-- start --
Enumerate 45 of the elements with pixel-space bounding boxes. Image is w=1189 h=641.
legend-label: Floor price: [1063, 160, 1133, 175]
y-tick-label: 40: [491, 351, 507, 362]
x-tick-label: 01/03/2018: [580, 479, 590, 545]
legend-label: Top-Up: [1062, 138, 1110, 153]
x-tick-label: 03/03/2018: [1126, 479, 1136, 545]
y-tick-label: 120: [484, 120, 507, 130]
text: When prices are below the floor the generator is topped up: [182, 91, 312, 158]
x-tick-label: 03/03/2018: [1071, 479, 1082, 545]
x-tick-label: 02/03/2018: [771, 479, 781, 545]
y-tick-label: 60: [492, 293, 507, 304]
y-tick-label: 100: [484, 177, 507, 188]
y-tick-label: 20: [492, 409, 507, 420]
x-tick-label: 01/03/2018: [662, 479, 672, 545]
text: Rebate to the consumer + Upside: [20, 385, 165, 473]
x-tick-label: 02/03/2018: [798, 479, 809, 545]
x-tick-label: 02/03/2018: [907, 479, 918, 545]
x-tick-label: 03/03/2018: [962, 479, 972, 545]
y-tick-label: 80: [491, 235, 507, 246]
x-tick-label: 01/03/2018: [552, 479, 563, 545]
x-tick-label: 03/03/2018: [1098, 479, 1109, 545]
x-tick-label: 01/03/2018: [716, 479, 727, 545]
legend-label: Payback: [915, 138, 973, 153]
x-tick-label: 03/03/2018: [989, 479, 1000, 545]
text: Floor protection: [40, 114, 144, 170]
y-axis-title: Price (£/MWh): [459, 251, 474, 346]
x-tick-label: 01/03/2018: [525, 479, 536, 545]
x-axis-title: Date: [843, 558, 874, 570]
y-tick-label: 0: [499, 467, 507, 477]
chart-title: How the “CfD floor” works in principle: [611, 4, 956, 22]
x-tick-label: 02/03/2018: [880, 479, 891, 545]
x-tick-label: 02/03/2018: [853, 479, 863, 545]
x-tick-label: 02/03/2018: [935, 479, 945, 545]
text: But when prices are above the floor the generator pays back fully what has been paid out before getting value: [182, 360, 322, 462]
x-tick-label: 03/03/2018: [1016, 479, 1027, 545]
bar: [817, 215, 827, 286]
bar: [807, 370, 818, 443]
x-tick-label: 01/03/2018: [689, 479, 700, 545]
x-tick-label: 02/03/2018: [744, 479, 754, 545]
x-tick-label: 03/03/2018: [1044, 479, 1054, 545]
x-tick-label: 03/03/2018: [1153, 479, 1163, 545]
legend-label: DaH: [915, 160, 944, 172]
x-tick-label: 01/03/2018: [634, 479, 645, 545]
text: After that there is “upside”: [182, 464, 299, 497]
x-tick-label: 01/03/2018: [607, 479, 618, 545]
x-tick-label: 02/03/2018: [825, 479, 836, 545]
-- end --
▶ **What to do**
Identify every line in the data above that contains the string "text", and copy each of those lines. Treat uppercase and lowercase letters as different.

▶ **Output for this task**
text: When prices are below the floor the generator is topped up: [182, 91, 312, 158]
text: Rebate to the consumer + Upside: [20, 385, 165, 473]
text: Floor protection: [40, 114, 144, 170]
text: But when prices are above the floor the generator pays back fully what has been paid out before getting value: [182, 360, 322, 462]
text: After that there is “upside”: [182, 464, 299, 497]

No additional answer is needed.